··· Listing
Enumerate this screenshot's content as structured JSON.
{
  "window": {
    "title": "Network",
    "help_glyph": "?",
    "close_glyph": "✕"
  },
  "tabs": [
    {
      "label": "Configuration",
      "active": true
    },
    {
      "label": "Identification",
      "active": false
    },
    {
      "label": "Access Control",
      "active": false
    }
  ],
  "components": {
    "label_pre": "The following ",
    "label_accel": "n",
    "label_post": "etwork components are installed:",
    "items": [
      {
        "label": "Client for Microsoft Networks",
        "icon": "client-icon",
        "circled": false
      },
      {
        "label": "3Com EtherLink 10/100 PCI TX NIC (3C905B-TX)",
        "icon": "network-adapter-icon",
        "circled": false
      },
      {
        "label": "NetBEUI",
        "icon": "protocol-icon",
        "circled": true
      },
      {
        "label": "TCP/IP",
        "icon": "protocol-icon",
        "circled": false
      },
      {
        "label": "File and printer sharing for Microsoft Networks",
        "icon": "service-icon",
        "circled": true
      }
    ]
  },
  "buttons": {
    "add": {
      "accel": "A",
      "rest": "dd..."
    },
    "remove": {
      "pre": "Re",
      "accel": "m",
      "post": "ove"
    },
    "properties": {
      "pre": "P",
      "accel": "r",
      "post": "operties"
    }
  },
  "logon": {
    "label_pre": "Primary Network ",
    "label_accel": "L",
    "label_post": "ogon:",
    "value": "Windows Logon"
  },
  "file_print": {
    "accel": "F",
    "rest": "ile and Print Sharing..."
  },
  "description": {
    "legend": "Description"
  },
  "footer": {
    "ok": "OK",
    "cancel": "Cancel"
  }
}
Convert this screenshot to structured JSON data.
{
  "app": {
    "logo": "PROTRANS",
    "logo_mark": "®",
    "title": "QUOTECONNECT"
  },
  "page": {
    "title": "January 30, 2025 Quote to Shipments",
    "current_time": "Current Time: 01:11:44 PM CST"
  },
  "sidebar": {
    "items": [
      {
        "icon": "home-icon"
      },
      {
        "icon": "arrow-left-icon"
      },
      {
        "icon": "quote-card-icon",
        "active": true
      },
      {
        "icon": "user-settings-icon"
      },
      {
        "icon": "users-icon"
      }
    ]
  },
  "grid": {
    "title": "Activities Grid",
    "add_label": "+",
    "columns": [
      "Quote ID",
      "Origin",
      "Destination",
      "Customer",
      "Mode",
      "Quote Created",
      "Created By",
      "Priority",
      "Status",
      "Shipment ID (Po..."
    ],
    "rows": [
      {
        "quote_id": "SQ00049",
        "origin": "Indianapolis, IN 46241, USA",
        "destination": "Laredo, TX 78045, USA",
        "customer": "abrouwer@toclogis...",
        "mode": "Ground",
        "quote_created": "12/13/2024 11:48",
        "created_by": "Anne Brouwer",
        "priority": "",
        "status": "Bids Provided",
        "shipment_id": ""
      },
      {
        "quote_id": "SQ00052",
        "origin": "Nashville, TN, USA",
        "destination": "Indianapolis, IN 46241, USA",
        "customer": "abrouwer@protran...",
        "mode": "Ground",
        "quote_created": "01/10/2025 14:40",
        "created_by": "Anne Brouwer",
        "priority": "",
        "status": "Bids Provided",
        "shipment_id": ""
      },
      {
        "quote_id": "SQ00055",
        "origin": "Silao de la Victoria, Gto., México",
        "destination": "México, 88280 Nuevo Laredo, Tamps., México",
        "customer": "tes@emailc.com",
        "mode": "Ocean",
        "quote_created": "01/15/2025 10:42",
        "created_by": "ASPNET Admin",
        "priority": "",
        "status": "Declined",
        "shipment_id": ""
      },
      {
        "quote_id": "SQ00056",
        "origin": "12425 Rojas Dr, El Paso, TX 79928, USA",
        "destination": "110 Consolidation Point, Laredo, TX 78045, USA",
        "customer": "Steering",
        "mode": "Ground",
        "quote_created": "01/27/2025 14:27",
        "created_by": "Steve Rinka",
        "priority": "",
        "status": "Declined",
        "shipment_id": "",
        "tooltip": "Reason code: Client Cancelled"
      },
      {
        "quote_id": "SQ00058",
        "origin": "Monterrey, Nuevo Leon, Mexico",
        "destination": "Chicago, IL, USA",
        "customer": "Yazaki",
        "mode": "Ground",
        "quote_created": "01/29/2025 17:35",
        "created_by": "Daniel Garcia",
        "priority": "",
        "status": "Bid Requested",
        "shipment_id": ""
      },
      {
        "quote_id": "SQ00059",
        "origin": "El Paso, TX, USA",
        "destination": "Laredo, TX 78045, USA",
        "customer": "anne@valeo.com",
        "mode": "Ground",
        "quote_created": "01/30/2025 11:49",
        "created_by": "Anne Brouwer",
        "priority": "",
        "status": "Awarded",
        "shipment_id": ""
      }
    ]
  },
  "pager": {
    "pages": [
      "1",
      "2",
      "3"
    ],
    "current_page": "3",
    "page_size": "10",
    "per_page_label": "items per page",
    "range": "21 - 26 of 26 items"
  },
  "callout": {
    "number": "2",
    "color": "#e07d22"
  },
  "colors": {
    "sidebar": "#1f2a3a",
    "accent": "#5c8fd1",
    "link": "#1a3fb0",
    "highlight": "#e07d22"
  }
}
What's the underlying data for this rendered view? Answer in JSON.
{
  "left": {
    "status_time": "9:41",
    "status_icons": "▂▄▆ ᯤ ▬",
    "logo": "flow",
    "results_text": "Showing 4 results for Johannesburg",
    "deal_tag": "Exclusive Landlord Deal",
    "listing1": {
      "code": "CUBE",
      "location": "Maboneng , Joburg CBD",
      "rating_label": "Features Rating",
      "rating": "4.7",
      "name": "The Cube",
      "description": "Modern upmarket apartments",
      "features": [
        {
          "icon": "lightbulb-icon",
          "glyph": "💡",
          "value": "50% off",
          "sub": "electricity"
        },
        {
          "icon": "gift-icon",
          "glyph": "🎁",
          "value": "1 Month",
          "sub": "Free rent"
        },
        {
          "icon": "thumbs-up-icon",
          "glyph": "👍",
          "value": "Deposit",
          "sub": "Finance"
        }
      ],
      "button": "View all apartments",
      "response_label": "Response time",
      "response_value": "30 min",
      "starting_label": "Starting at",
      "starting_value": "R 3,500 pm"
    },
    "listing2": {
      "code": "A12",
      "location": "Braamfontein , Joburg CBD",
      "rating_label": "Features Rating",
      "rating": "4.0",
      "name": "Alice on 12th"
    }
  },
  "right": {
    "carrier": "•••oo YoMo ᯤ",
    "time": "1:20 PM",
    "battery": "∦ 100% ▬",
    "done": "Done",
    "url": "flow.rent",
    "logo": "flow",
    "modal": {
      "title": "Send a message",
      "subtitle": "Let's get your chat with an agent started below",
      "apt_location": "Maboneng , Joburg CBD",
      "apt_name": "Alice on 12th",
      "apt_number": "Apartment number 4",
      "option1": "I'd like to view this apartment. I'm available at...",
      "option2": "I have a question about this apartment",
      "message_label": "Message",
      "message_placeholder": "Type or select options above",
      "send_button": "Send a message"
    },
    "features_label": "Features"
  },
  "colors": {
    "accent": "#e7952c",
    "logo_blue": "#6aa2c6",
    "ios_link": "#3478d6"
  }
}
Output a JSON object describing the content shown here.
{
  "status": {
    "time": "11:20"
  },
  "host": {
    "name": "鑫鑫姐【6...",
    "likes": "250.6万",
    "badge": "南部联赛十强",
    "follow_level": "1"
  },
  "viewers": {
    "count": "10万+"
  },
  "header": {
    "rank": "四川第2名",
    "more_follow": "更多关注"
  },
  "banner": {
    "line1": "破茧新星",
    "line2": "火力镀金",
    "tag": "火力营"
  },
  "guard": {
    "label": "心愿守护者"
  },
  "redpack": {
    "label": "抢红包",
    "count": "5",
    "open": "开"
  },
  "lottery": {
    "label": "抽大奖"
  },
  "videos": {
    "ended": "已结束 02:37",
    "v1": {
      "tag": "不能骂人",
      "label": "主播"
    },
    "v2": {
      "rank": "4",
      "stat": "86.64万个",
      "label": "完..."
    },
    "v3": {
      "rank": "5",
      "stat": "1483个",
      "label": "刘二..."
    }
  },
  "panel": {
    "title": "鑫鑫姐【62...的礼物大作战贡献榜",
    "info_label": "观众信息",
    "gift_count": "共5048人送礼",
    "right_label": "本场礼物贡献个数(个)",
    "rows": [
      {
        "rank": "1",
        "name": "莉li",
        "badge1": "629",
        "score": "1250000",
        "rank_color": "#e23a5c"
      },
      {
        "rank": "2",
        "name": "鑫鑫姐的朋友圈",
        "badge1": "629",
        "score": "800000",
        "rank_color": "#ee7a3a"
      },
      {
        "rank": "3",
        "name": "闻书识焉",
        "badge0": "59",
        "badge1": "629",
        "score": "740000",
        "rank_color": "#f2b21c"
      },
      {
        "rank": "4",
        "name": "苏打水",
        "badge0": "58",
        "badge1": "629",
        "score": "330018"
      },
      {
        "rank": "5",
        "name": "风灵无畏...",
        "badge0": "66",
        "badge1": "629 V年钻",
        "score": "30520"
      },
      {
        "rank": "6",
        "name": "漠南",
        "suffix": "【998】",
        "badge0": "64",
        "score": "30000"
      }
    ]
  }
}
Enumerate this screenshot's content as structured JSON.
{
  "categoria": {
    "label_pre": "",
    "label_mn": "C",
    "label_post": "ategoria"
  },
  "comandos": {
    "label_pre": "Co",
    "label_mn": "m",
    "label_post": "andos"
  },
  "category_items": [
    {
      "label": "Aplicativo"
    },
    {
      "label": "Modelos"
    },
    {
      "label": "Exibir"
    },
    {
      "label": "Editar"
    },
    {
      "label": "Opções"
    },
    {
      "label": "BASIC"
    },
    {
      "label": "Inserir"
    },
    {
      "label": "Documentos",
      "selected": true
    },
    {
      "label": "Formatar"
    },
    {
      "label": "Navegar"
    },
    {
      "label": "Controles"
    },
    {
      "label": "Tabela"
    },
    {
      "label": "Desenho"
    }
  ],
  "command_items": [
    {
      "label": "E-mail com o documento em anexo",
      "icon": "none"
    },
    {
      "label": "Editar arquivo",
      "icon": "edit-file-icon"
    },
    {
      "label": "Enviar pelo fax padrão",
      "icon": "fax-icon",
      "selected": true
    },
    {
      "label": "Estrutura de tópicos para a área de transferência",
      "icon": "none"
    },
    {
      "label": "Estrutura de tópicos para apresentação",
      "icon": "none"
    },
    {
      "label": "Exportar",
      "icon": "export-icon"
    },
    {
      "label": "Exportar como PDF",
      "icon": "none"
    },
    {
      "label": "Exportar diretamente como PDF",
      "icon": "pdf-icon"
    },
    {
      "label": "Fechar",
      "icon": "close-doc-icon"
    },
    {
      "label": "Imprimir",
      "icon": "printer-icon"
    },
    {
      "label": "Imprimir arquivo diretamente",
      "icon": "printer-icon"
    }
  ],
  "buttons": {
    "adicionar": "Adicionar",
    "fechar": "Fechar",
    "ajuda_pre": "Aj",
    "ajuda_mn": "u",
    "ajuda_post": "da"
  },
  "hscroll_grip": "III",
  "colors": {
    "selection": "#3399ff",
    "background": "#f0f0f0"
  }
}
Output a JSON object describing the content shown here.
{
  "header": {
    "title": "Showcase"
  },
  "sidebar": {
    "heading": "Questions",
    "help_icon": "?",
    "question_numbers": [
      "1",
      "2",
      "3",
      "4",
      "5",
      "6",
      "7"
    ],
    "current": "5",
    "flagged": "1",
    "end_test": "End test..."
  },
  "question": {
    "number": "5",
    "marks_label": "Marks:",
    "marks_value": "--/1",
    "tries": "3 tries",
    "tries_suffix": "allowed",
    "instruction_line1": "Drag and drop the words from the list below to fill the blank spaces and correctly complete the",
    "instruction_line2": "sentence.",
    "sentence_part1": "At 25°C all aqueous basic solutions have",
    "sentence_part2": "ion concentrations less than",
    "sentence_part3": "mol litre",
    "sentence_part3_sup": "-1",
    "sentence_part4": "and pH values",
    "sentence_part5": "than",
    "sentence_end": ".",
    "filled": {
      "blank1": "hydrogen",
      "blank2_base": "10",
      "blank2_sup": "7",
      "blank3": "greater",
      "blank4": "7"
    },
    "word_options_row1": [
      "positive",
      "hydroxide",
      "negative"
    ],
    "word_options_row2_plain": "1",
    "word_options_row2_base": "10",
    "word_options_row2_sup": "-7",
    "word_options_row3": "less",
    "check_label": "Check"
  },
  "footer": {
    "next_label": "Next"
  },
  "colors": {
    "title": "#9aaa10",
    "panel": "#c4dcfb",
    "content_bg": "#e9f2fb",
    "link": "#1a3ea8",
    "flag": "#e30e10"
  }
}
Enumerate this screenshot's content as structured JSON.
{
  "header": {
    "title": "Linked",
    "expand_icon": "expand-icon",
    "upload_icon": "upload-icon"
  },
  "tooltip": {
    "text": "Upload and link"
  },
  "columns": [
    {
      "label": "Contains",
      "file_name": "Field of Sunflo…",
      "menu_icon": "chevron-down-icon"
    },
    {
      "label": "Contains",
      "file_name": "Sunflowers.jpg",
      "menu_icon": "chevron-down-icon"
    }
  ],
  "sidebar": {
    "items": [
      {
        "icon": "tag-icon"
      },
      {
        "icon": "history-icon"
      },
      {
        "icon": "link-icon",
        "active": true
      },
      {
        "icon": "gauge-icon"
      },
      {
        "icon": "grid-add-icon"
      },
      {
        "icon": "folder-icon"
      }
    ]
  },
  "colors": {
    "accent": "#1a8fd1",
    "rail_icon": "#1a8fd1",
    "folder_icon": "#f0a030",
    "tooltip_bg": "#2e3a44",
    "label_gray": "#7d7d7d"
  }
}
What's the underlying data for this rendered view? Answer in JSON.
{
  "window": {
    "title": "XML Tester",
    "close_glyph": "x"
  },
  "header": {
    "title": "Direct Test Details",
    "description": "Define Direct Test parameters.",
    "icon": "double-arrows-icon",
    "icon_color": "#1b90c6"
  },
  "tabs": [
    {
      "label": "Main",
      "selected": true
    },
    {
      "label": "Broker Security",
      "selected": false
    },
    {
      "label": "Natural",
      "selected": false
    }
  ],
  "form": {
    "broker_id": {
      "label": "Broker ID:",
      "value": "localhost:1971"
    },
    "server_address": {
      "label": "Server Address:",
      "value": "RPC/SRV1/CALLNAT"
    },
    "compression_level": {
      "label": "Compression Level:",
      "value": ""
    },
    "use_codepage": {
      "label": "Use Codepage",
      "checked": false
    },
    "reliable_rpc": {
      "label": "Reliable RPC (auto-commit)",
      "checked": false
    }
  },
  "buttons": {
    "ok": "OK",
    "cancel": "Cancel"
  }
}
······
# Exercise
Copy out each line that contains the word "Exportar".

# Exercise response
      "label": "Exportar",
      "label": "Exportar como PDF",
      "label": "Exportar diretamente como PDF",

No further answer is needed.